>> begin

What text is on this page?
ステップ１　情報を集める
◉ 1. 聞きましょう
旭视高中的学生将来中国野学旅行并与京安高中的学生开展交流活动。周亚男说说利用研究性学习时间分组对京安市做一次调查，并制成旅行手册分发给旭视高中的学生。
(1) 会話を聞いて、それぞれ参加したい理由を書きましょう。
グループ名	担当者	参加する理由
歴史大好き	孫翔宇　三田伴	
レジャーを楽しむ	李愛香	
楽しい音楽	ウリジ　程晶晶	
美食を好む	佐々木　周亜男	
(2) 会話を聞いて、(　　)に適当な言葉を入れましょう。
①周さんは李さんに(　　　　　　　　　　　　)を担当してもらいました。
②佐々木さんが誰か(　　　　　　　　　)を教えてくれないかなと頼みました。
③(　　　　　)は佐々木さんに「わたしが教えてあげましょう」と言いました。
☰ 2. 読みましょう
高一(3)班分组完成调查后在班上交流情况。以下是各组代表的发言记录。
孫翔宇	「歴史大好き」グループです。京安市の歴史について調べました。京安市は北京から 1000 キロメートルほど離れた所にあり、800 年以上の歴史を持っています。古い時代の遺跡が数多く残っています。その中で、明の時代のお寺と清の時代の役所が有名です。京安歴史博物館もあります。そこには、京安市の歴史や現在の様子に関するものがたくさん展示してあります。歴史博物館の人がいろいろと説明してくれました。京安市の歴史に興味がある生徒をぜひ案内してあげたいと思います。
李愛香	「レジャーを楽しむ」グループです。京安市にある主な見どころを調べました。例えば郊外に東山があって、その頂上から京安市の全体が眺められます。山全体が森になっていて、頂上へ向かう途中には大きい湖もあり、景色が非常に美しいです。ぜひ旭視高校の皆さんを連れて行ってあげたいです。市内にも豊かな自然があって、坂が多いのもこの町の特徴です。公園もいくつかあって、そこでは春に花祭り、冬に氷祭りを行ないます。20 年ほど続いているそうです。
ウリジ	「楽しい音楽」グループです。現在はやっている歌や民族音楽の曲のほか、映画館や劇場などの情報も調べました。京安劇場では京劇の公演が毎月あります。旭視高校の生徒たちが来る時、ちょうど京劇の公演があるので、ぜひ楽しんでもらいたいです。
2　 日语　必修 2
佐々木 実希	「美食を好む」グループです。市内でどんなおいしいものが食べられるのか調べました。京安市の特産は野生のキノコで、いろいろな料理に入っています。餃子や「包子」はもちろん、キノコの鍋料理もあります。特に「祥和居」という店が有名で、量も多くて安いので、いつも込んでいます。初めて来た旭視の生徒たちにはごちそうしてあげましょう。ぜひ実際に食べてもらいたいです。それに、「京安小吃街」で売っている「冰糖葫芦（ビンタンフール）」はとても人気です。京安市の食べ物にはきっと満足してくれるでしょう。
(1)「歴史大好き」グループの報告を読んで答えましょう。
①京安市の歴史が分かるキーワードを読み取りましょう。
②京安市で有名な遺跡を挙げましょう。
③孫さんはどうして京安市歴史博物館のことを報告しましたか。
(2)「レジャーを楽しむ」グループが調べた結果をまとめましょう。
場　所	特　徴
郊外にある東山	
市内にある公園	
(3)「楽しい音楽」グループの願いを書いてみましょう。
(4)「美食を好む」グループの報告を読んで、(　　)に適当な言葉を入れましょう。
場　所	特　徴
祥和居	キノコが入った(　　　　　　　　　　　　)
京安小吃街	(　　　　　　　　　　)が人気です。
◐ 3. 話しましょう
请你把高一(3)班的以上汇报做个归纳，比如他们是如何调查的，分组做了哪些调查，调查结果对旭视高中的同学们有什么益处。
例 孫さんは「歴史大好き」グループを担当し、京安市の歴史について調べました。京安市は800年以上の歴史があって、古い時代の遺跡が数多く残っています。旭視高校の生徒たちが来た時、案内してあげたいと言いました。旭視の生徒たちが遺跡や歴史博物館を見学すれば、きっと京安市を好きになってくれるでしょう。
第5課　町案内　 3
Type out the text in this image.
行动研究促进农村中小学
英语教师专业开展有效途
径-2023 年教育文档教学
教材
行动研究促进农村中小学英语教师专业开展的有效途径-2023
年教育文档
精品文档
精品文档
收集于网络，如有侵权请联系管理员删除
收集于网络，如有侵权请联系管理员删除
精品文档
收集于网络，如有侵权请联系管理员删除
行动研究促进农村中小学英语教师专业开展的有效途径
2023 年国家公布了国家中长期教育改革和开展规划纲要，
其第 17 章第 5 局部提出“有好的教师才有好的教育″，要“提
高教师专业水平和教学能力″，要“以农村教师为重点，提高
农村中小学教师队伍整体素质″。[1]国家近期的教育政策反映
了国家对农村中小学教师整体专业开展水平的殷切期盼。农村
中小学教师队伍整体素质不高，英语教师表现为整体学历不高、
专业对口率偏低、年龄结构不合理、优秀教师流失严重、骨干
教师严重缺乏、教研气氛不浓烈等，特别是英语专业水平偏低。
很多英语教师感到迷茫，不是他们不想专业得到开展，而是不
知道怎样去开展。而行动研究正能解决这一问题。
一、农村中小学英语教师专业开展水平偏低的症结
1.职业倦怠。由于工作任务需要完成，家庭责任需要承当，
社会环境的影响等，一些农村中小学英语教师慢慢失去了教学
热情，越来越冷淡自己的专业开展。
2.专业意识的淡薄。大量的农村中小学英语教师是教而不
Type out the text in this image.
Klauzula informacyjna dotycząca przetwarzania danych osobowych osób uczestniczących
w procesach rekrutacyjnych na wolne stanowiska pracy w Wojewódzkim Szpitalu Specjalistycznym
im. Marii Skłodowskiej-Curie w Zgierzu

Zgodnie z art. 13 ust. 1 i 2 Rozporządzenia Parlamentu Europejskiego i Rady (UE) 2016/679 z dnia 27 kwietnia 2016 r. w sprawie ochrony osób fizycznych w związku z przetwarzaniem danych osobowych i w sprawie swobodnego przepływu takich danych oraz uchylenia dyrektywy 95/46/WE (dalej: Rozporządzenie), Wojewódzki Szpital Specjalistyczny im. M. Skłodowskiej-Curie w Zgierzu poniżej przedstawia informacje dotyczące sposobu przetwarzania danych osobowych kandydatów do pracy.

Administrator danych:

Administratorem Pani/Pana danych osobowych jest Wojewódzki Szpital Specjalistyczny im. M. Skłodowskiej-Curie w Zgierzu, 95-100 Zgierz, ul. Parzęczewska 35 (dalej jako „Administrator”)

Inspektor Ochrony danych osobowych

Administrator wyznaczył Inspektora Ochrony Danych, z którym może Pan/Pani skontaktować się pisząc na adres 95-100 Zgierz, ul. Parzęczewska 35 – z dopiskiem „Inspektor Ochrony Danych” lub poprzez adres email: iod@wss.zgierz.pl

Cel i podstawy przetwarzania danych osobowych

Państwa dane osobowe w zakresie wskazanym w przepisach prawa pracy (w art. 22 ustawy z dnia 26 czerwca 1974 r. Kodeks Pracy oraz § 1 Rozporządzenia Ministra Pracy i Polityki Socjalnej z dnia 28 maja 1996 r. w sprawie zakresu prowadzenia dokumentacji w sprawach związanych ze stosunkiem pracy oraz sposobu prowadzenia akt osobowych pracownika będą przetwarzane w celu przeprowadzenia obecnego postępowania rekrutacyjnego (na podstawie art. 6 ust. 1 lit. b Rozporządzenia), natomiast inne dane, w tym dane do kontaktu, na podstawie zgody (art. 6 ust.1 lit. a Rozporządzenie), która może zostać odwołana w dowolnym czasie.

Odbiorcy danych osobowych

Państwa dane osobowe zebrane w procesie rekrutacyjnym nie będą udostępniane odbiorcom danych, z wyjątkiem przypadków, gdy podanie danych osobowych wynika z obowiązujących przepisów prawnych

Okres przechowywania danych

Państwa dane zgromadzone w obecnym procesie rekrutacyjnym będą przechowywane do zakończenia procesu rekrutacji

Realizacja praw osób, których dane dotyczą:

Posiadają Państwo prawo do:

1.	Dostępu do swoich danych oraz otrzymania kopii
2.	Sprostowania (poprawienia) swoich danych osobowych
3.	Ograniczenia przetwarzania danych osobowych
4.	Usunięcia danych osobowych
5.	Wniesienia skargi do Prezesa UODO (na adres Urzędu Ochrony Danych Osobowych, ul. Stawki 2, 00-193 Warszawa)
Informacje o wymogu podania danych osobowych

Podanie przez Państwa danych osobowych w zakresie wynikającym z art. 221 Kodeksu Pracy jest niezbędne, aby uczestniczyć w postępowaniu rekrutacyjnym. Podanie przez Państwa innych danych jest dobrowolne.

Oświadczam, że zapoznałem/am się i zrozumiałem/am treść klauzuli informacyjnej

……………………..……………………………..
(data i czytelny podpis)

>> end

**EXERCISE OBJECTIVE**
Each line that has the word "会話を聞いて" should be copied.

**PROBLEM SOLUTION**
(1) 会話を聞いて、それぞれ参加したい理由を書きましょう。
(2) 会話を聞いて、(　　)に適当な言葉を入れましょう。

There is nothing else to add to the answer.